----- DATA IN THIS EXERCISE

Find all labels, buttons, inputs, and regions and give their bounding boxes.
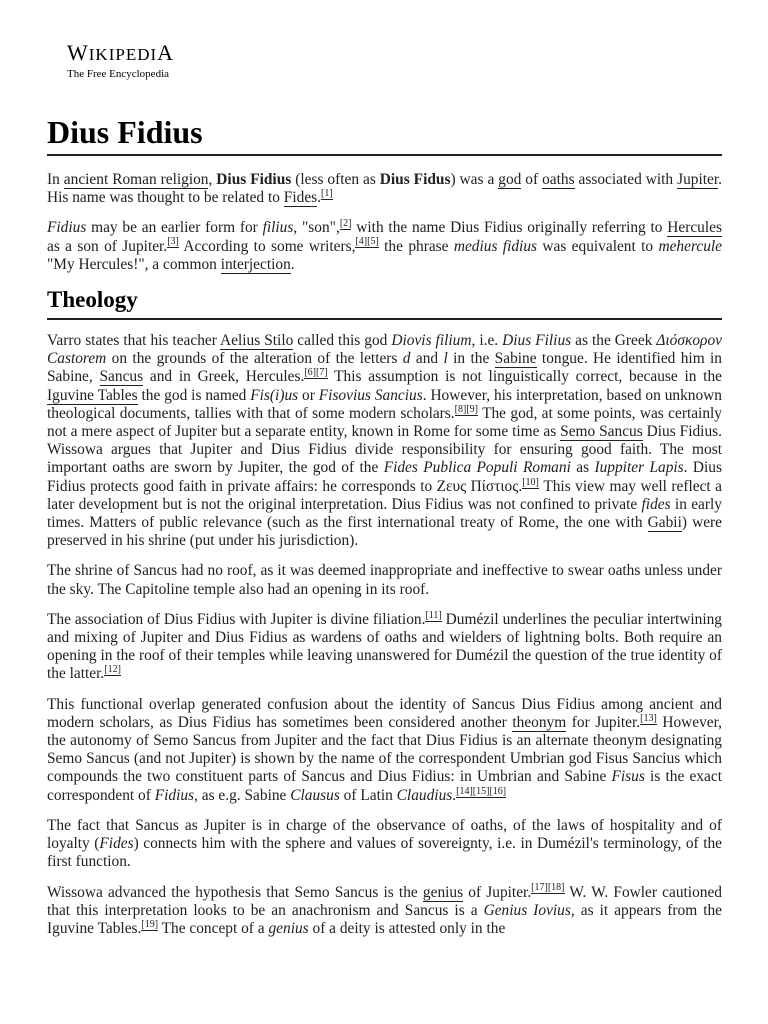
- intro-paragraph-1: In ancient Roman religion, Dius Fidius (less often as Dius Fidus) was a god of oaths associated with Jupiter. His name was thought to be related to Fides.[1]: [47, 171, 722, 207]
- citation-5[interactable]: [5]: [367, 236, 379, 248]
- link-genius[interactable]: genius: [422, 883, 464, 901]
- article-content: [47, 171, 722, 950]
- link-theonym[interactable]: theonym: [512, 713, 567, 731]
- citation-1[interactable]: [1]: [321, 188, 333, 200]
- citation-16[interactable]: [16]: [489, 785, 507, 797]
- citation-7[interactable]: [7]: [315, 367, 328, 379]
- section-heading-theology: Theology: [47, 286, 722, 320]
- theology-paragraph-4: This functional overlap generated confusion about the identity of Sancus Dius Fidius among ancient and modern scholars, as Dius Fidius has sometimes been considered another theonym for Jupiter.[13] However, the autonomy of Semo Sancus from Jupiter and the fact that Dius Fidius is an alternate theonym designating Semo Sancus (and not Jupiter) is shown by the name of the correspondent Umbrian god Fisus Sancius which compounds the two constituent parts of Sancus and Dius Fidius: in Umbrian and Sabine Fisus is the exact correspondent of Fidius, as e.g. Sabine Clausus of Latin Claudius.[14][15][16]: [47, 695, 722, 804]
- link-sabine[interactable]: Sabine: [494, 350, 537, 368]
- link-gabii[interactable]: Gabii: [647, 514, 682, 532]
- theology-paragraph-2: The shrine of Sancus had no roof, as it was deemed inappropriate and ineffective to swear oaths unless under the sky. The Capitoline temple also had an opening in its roof.: [47, 562, 722, 598]
- logo-wordmark: WIKIPEDIA: [67, 40, 175, 65]
- link-hercules[interactable]: Hercules: [667, 219, 722, 237]
- citation-17[interactable]: [17]: [531, 882, 548, 894]
- theology-paragraph-5: The fact that Sancus as Jupiter is in charge of the observance of oaths, of the laws of hospitality and of loyalty (Fides) connects him with the sphere and values of sovereignty, i.e. in Dumézil's terminology, of the first function.: [47, 816, 722, 871]
- citation-14[interactable]: [14]: [456, 785, 473, 797]
- link-sancus[interactable]: Sancus: [99, 368, 144, 386]
- citation-4[interactable]: [4]: [355, 236, 368, 248]
- citation-8[interactable]: [8]: [454, 403, 467, 415]
- theology-paragraph-6: Wissowa advanced the hypothesis that Semo Sancus is the genius of Jupiter.[17][18] W. W. Fowler cautioned that this interpretation looks to be an anachronism and Sancus is a Genius Iovius, as it appears from the Iguvine Tables.[19] The concept of a genius of a deity is attested only in the: [47, 882, 723, 937]
- link-interjection[interactable]: interjection: [220, 255, 291, 273]
- citation-13[interactable]: [13]: [640, 712, 657, 724]
- wikipedia-logo[interactable]: [67, 42, 174, 80]
- theology-paragraph-1: Varro states that his teacher Aelius Stilo called this god Diovis filium, i.e. Dius Filius as the Greek Διόσκορον Castorem on the grounds of the alteration of the letters d and l in the Sabine tongue. He identified him in Sabine, Sancus and in Greek, Hercules.[6][7] This assumption is not linguistically correct, because in the Iguvine Tables the god is named Fis(i)us or Fisovius Sancius. However, his interpretation, based on unknown theological documents, tallies with that of some modern scholars.[8][9] The god, at some points, was certainly not a mere aspect of Jupiter but a separate entity, known in Rome for some time as Semo Sancus Dius Fidius. Wissowa argues that Jupiter and Dius Fidius divide responsibility for ensuring good faith. The most important oaths are sworn by Jupiter, the god of the Fides Publica Populi Romani as Iuppiter Lapis. Dius Fidius protects good faith in private affairs: he corresponds to Ζευς Πίστιος.[10] This view may well reflect a later development but is not the original interpretation. Dius Fidius was not confined to private fides in early times. Matters of public relevance (such as the first international treaty of Rome, the one with Gabii) were preserved in his shrine (put under his jurisdiction).: [47, 332, 723, 550]
- citation-6[interactable]: [6]: [304, 367, 316, 379]
- link-aelius-stilo[interactable]: Aelius Stilo: [220, 332, 294, 350]
- theology-paragraph-3: The association of Dius Fidius with Jupiter is divine filiation.[11] Dumézil underlines the peculiar intertwining and mixing of Jupiter and Dius Fidius as wardens of oaths and wielders of lightning bolts. Both require an opening in the roof of their temples while leaving unanswered for Dumézil the question of the true identity of the latter.[12]: [47, 609, 722, 683]
- citation-19[interactable]: [19]: [141, 918, 159, 930]
- link-ancient-roman-religion[interactable]: ancient Roman religion: [63, 171, 209, 188]
- link-jupiter[interactable]: Jupiter: [677, 171, 719, 188]
- citation-12[interactable]: [12]: [104, 664, 121, 676]
- page-title: Dius Fidius: [47, 112, 722, 156]
- citation-10[interactable]: [10]: [522, 476, 539, 488]
- link-fides[interactable]: Fides: [283, 189, 318, 207]
- logo-tagline: The Free Encyclopedia: [67, 68, 170, 80]
- link-semo-sancus[interactable]: Semo Sancus: [560, 423, 643, 441]
- citation-15[interactable]: [15]: [472, 785, 490, 797]
- citation-2[interactable]: [2]: [339, 218, 352, 230]
- citation-9[interactable]: [9]: [466, 403, 478, 415]
- citation-18[interactable]: [18]: [547, 882, 565, 894]
- citation-3[interactable]: [3]: [167, 236, 179, 248]
- link-oaths[interactable]: oaths: [542, 171, 575, 188]
- link-iguvine-tables[interactable]: Iguvine Tables: [47, 386, 138, 404]
- intro-paragraph-2: Fidius may be an earlier form for filius, "son",[2] with the name Dius Fidius originally referring to Hercules as a son of Jupiter.[3] According to some writers,[4][5] the phrase medius fidius was equivalent to mehercule "My Hercules!", a common interjection.: [47, 218, 722, 273]
- link-god[interactable]: god: [498, 171, 522, 188]
- citation-11[interactable]: [11]: [425, 609, 442, 621]
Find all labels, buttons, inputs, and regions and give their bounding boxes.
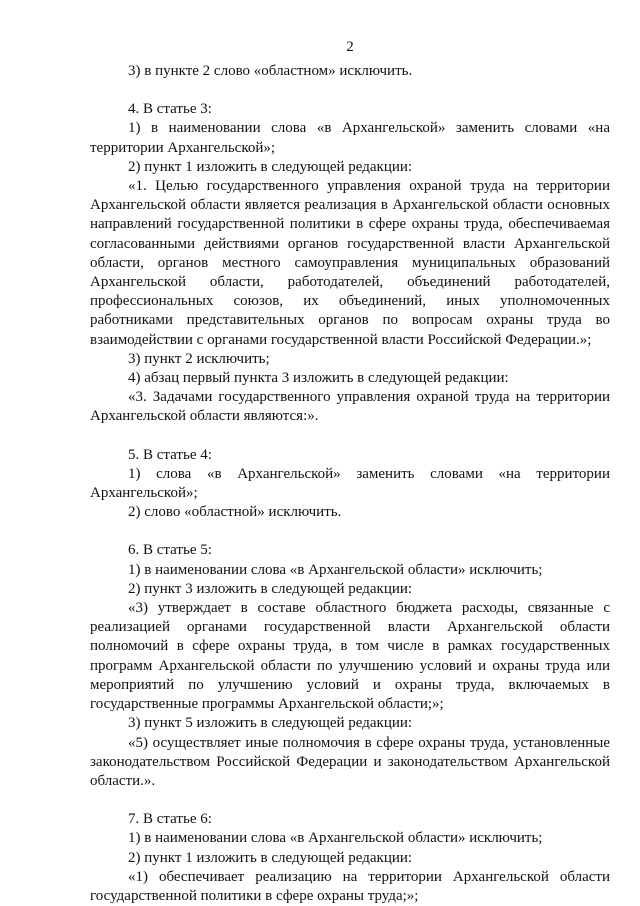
paragraph: 2) пункт 1 изложить в следующей редакции: bbox=[128, 158, 413, 175]
section-heading: 4. В статье 3: bbox=[128, 101, 212, 118]
paragraph: 1) в наименовании слова «в Архангельской области» исключить; bbox=[128, 561, 543, 578]
paragraph: 2) пункт 3 изложить в следующей редакции: bbox=[128, 580, 413, 597]
paragraph: 4) абзац первый пункта 3 изложить в следующей редакции: bbox=[128, 370, 509, 387]
paragraph-gap bbox=[90, 427, 610, 446]
section-heading: 6. В статье 5: bbox=[128, 542, 212, 559]
paragraph: 3) в пункте 2 слово «областном» исключить. bbox=[128, 63, 413, 79]
quoted-paragraph: «3) утверждает в составе областного бюджета расходы, связанные с реализацией органами государственной власти Архангельской области полномочий в сфере охраны труда, в том числе в рамках государственных программ Архангельской области по улучшению условий и охраны труда или мероприятий по улучшению условий и охраны труда, включаемых в государственные программы Архангельской области;»; bbox=[90, 600, 610, 713]
paragraph-gap bbox=[90, 522, 610, 541]
paragraph: 3) пункт 5 изложить в следующей редакции: bbox=[128, 715, 413, 732]
paragraph-gap bbox=[90, 791, 610, 810]
paragraph-gap bbox=[90, 81, 610, 100]
section-heading: 7. В статье 6: bbox=[128, 811, 212, 828]
paragraph: 2) пункт 1 изложить в следующей редакции: bbox=[128, 849, 413, 866]
paragraph: 1) в наименовании слова «в Архангельской области» исключить; bbox=[128, 830, 543, 847]
paragraph: 3) пункт 2 исключить; bbox=[128, 350, 270, 367]
quoted-paragraph: «3. Задачами государственного управления охраной труда на территории Архангельской области являются:». bbox=[90, 389, 610, 425]
paragraph: 1) слова «в Архангельской» заменить словами «на территории Архангельской»; bbox=[90, 465, 610, 502]
section-heading: 5. В статье 4: bbox=[128, 446, 212, 463]
paragraph: 2) слово «областной» исключить. bbox=[128, 504, 342, 521]
page-number: 2 bbox=[346, 39, 354, 55]
paragraph: 1) в наименовании слова «в Архангельской» заменить словами «на территории Архангельской»; bbox=[90, 120, 610, 156]
quoted-paragraph: «1. Целью государственного управления охраной труда на территории Архангельской области является реализация в Архангельской области основных направлений государственной политики в сфере охраны труда, обеспечиваемая согласованными действиями органов государственной власти Архангельской области, органов местного самоуправления муниципальных образований Архангельской области, работодателей, объединений работодателей, профессиональных союзов, их объединений, иных уполномоченных работниками представительных органов по вопросам охраны труда во взаимодействии с органами государственной власти Российской Федерации.»; bbox=[90, 178, 610, 348]
quoted-paragraph: «1) обеспечивает реализацию на территории Архангельской области государственной политики в сфере охраны труда;»; bbox=[90, 868, 610, 904]
quoted-paragraph: «5) осуществляет иные полномочия в сфере охраны труда, установленные законодательством Российской Федерации и законодательством Архангельской области.». bbox=[90, 734, 610, 789]
document-body bbox=[90, 62, 610, 906]
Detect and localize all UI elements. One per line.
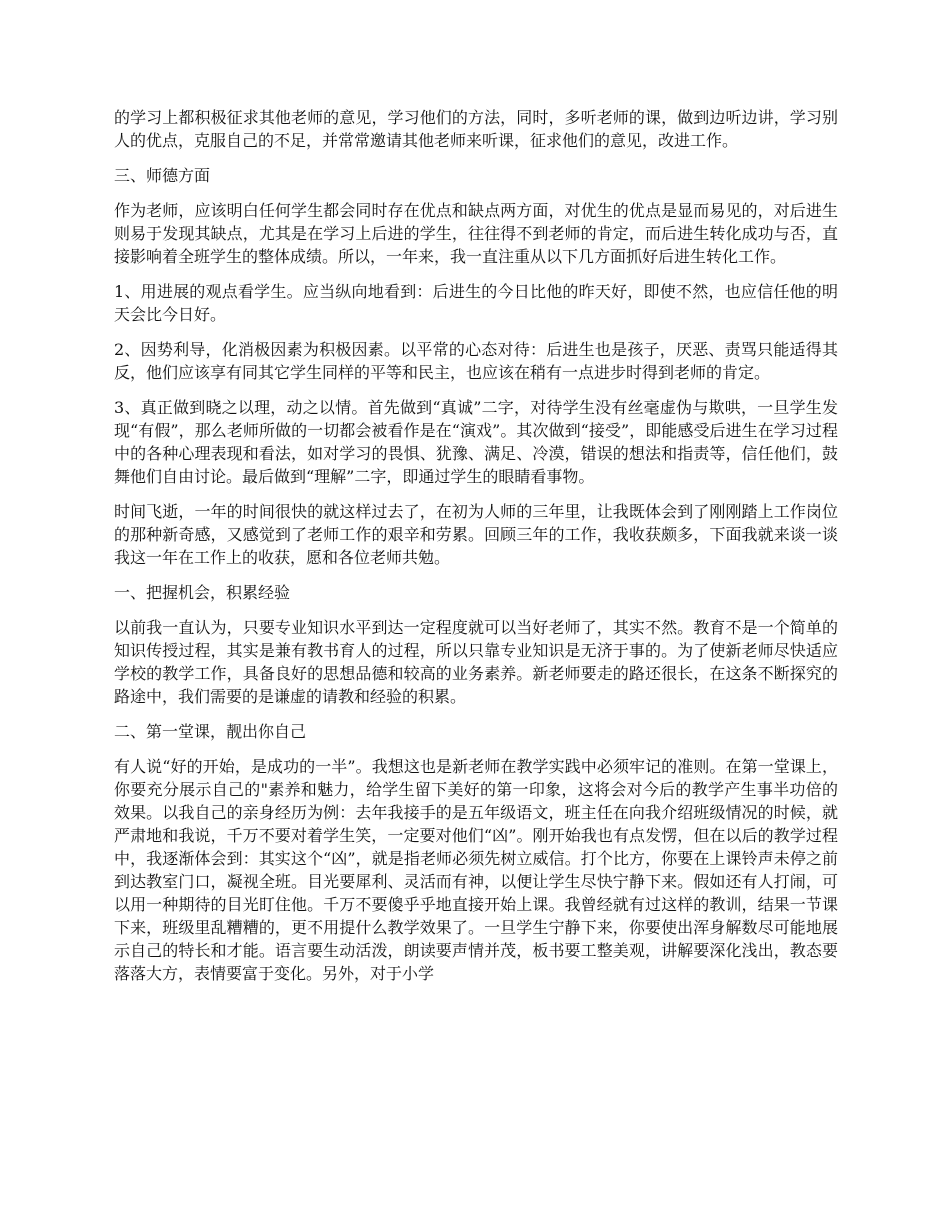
paragraph: 以前我一直认为，只要专业知识水平到达一定程度就可以当好老师了，其实不然。教育不是一个简单的知识传授过程，其实是兼有教书育人的过程，所以只靠专业知识是无济于事的。为了使新老师尽快适应学校的教学工作，具备良好的思想品德和较高的业务素养。新老师要走的路还很长，在这条不断探究的路途中，我们需要的是谦虚的请教和经验的积累。	[114, 618, 838, 706]
paragraph: 1、用进展的观点看学生。应当纵向地看到：后进生的今日比他的昨天好，即使不然，也应信任他的明天会比今日好。	[114, 282, 838, 324]
paragraph: 作为老师，应该明白任何学生都会同时存在优点和缺点两方面，对优生的优点是显而易见的，对后进生则易于发现其缺点，尤其是在学习上后进的学生，往往得不到老师的肯定，而后进生转化成功与否，直接影响着全班学生的整体成绩。所以，一年来，我一直注重从以下几方面抓好后进生转化工作。	[114, 201, 838, 266]
section-heading: 二、第一堂课，靓出你自己	[114, 722, 307, 741]
document-body	[114, 106, 838, 997]
paragraph: 2、因势利导，化消极因素为积极因素。以平常的心态对待：后进生也是孩子，厌恶、责骂只能适得其反，他们应该享有同其它学生同样的平等和民主，也应该在稍有一点进步时得到老师的肯定。	[114, 340, 838, 382]
paragraph: 的学习上都积极征求其他老师的意见，学习他们的方法，同时，多听老师的课，做到边听边讲，学习别人的优点，克服自己的不足，并常常邀请其他老师来听课，征求他们的意见，改进工作。	[114, 108, 838, 150]
paragraph: 3、真正做到晓之以理，动之以情。首先做到“真诚”二字，对待学生没有丝毫虚伪与欺哄，一旦学生发现“有假”，那么老师所做的一切都会被看作是在“演戏”。其次做到“接受”，即能感受后进生在学习过程中的各种心理表现和看法，如对学习的畏惧、犹豫、满足、冷漠，错误的想法和指责等，信任他们，鼓舞他们自由讨论。最后做到“理解”二字，即通过学生的眼睛看事物。	[114, 398, 838, 486]
paragraph: 时间飞逝，一年的时间很快的就这样过去了，在初为人师的三年里，让我既体会到了刚刚踏上工作岗位的那种新奇感，又感觉到了老师工作的艰辛和劳累。回顾三年的工作，我收获颇多，下面我就来谈一谈我这一年在工作上的收获，愿和各位老师共勉。	[114, 502, 838, 567]
section-heading: 一、把握机会，积累经验	[114, 583, 291, 602]
section-heading: 三、师德方面	[114, 166, 211, 185]
paragraph: 有人说“好的开始，是成功的一半”。我想这也是新老师在教学实践中必须牢记的准则。在第一堂课上，你要充分展示自己的"素养和魅力，给学生留下美好的第一印象，这将会对今后的教学产生事半功倍的效果。以我自己的亲身经历为例：去年我接手的是五年级语文，班主任在向我介绍班级情况的时候，就严肃地和我说，千万不要对着学生笑，一定要对他们“凶”。刚开始我也有点发愣，但在以后的教学过程中，我逐渐体会到：其实这个“凶”，就是指老师必须先树立威信。打个比方，你要在上课铃声未停之前到达教室门口，凝视全班。目光要犀利、灵活而有神，以便让学生尽快宁静下来。假如还有人打闹，可以用一种期待的目光盯住他。千万不要傻乎乎地直接开始上课。我曾经就有过这样的教训，结果一节课下来，班级里乱糟糟的，更不用提什么教学效果了。一旦学生宁静下来，你要使出浑身解数尽可能地展示自己的特长和才能。语言要生动活泼，朗读要声情并茂，板书要工整美观，讲解要深化浅出，教态要落落大方，表情要富于变化。另外，对于小学	[114, 757, 838, 983]
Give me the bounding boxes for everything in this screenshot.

----------

▶ WHAT YOU HAVE TO DO:
Print the lines from the one containing "618, 838, 706]" to the one containing "106, 838, 997]", both included, character for character.

▶ SOLUTION BELOW:
paragraph: 以前我一直认为，只要专业知识水平到达一定程度就可以当好老师了，其实不然。教育不是一个简单的知识传授过程，其实是兼有教书育人的过程，所以只靠专业知识是无济于事的。为了使新老师尽快适应学校的教学工作，具备良好的思想品德和较高的业务素养。新老师要走的路还很长，在这条不断探究的路途中，我们需要的是谦虚的请教和经验的积累。	[114, 618, 838, 706]
paragraph: 1、用进展的观点看学生。应当纵向地看到：后进生的今日比他的昨天好，即使不然，也应信任他的明天会比今日好。	[114, 282, 838, 324]
paragraph: 作为老师，应该明白任何学生都会同时存在优点和缺点两方面，对优生的优点是显而易见的，对后进生则易于发现其缺点，尤其是在学习上后进的学生，往往得不到老师的肯定，而后进生转化成功与否，直接影响着全班学生的整体成绩。所以，一年来，我一直注重从以下几方面抓好后进生转化工作。	[114, 201, 838, 266]
section-heading: 二、第一堂课，靓出你自己	[114, 722, 307, 741]
document-body	[114, 106, 838, 997]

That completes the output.